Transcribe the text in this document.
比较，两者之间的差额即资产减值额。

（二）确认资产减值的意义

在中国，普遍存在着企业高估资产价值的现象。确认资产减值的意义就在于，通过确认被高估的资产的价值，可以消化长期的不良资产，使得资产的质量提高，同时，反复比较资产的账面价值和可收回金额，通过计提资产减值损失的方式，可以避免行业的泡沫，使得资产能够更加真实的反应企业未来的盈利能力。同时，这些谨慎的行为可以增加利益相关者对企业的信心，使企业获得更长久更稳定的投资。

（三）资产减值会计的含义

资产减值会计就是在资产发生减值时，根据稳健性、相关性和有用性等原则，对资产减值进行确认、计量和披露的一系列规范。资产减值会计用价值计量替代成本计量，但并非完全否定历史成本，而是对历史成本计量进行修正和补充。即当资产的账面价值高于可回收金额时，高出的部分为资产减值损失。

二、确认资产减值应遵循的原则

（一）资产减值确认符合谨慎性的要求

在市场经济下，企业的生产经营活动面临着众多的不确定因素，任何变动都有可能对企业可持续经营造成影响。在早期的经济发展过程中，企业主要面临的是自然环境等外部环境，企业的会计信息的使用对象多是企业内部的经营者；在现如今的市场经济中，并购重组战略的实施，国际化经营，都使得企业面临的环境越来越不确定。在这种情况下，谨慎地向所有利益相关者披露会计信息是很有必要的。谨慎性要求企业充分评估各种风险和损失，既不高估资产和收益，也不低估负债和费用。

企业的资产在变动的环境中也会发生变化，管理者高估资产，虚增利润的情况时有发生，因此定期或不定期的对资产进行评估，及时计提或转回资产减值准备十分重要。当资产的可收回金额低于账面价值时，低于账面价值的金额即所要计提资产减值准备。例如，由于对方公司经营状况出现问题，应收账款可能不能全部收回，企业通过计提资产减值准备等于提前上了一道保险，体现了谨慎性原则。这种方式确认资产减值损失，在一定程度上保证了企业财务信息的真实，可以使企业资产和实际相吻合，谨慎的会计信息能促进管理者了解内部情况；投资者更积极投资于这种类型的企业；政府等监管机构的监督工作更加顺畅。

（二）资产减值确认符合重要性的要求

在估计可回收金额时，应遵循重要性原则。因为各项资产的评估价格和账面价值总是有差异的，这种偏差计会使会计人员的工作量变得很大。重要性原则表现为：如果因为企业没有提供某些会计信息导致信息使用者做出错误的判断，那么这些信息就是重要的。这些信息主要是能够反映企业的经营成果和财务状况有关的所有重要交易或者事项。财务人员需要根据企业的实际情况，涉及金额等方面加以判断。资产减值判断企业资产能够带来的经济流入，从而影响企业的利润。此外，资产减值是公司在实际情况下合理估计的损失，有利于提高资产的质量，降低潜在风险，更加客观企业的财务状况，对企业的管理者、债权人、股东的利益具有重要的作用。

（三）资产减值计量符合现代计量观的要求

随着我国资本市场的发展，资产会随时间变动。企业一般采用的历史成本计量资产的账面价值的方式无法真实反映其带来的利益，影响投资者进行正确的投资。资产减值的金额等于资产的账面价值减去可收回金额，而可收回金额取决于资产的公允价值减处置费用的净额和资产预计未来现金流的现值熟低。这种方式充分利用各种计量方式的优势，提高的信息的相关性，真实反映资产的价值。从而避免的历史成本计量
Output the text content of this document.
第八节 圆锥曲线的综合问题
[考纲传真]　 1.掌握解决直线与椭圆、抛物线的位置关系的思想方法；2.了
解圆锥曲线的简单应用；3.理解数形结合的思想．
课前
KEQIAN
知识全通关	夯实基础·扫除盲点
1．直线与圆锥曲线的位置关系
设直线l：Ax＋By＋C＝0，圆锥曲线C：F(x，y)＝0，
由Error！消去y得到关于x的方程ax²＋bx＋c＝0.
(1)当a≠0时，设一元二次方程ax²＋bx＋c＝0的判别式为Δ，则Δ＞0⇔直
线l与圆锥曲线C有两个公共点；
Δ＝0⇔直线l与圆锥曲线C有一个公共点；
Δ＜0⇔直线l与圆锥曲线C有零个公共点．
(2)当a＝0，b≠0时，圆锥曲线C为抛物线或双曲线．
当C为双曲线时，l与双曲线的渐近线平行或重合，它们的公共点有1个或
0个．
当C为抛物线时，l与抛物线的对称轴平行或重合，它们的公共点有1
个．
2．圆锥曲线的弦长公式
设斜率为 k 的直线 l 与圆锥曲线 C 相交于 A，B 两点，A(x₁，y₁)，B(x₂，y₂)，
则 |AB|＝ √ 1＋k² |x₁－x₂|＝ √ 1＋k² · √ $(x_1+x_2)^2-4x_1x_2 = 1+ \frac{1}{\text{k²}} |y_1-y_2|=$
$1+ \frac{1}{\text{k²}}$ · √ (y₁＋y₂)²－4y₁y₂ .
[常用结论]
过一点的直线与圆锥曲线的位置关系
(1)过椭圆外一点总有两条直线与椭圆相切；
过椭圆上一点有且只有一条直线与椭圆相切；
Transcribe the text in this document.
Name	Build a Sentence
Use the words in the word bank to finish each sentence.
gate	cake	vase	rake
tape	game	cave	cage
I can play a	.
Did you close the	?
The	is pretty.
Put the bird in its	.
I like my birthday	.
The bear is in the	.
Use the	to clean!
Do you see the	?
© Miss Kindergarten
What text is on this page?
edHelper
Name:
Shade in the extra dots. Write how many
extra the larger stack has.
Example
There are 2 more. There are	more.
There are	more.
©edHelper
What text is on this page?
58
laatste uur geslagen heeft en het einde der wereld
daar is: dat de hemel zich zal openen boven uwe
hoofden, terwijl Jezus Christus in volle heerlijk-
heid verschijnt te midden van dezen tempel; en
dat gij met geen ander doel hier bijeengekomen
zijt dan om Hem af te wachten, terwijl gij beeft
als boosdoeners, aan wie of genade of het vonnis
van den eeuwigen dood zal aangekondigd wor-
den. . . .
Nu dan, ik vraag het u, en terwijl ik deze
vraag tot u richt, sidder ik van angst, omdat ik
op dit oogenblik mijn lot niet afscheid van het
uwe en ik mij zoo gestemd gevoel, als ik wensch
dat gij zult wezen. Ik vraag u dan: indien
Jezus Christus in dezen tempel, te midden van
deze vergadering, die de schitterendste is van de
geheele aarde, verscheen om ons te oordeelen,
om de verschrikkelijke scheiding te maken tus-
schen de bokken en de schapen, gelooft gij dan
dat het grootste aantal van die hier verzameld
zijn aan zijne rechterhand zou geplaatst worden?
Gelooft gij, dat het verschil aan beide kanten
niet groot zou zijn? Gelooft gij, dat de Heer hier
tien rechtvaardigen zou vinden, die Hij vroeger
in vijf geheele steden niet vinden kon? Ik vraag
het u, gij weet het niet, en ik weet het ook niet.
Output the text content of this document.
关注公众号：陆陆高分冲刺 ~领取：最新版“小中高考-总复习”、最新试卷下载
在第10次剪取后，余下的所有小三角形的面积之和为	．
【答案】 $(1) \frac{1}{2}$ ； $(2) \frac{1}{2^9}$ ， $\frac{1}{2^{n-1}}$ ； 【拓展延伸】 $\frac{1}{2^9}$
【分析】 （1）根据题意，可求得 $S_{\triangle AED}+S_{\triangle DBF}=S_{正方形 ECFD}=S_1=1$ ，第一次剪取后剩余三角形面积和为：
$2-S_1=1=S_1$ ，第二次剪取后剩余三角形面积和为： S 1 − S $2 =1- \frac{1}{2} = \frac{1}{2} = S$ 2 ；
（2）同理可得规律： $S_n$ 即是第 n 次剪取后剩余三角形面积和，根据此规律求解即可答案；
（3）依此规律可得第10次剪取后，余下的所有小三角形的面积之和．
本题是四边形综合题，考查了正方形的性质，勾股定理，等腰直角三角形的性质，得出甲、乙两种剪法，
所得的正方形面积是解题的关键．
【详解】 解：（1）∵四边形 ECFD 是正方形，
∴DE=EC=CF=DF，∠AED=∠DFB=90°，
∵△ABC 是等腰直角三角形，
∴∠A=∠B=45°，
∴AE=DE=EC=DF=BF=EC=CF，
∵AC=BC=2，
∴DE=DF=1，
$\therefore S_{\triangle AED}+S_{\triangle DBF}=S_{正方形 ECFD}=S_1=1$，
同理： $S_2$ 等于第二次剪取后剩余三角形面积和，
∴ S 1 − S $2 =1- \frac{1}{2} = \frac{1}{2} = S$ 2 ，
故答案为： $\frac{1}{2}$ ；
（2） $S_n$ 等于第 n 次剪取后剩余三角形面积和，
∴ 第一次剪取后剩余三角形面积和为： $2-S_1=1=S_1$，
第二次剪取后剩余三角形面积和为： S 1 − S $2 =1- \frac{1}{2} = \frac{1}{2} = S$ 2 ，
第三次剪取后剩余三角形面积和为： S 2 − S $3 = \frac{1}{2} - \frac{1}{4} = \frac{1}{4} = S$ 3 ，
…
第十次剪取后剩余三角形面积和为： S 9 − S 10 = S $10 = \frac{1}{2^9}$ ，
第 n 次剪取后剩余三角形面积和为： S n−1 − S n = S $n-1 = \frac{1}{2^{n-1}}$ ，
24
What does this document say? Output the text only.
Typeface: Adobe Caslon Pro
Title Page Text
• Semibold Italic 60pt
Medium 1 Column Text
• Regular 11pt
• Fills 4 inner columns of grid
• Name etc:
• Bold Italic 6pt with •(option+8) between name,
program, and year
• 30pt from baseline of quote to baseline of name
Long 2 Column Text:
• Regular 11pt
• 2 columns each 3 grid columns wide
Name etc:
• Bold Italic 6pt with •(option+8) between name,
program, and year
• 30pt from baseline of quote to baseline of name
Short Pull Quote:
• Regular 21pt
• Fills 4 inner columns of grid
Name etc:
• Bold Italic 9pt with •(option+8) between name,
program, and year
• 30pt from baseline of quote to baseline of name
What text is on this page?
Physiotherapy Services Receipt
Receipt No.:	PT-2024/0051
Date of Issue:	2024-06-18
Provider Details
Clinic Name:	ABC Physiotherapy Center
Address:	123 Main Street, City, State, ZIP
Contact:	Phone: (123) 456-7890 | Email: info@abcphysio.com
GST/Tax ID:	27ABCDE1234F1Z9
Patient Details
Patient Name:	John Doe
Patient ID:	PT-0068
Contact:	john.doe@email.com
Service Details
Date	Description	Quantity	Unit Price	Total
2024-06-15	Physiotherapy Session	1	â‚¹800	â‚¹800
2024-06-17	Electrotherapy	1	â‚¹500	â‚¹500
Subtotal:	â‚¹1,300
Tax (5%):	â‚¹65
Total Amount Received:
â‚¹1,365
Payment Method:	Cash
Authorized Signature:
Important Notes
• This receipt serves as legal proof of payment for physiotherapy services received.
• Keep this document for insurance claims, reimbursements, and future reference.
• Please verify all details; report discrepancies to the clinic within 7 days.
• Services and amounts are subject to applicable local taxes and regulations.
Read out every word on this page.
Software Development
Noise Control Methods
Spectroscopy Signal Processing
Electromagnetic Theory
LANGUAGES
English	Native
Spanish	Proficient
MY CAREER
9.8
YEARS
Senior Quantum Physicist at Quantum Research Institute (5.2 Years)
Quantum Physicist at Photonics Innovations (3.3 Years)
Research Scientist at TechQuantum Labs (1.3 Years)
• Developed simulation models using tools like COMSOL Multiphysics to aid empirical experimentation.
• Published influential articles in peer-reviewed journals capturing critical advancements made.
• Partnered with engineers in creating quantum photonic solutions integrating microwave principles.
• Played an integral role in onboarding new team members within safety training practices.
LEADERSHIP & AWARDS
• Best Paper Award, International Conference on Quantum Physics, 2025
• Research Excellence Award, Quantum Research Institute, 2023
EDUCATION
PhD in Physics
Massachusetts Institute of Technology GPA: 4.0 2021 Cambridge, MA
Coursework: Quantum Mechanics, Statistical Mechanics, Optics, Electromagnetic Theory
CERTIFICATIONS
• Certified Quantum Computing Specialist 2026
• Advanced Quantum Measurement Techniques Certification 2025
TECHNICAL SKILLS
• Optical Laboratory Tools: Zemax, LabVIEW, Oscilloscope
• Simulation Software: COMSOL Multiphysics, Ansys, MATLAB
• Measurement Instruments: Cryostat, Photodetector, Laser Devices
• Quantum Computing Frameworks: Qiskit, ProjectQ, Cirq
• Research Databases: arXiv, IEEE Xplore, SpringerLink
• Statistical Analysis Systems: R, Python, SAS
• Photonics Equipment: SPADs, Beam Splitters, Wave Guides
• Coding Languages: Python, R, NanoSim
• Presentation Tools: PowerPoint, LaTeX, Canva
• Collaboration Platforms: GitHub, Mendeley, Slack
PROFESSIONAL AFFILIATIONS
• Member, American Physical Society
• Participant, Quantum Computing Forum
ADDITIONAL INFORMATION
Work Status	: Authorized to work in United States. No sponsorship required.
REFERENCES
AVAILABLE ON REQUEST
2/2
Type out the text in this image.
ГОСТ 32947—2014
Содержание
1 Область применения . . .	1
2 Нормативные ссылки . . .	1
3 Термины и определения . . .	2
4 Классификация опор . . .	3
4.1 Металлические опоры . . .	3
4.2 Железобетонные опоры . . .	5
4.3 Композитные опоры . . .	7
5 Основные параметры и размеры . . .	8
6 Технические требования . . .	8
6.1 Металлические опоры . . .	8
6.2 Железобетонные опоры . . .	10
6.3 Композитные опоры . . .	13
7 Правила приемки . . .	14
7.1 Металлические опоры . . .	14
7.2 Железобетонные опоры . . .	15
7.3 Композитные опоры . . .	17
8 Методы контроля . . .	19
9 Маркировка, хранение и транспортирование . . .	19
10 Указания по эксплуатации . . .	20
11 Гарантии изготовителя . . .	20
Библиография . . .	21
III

» **Work instructions**
Indicate how many lines of the material include the word "Металлические"; the number alone is required.

» **Finished answer**
3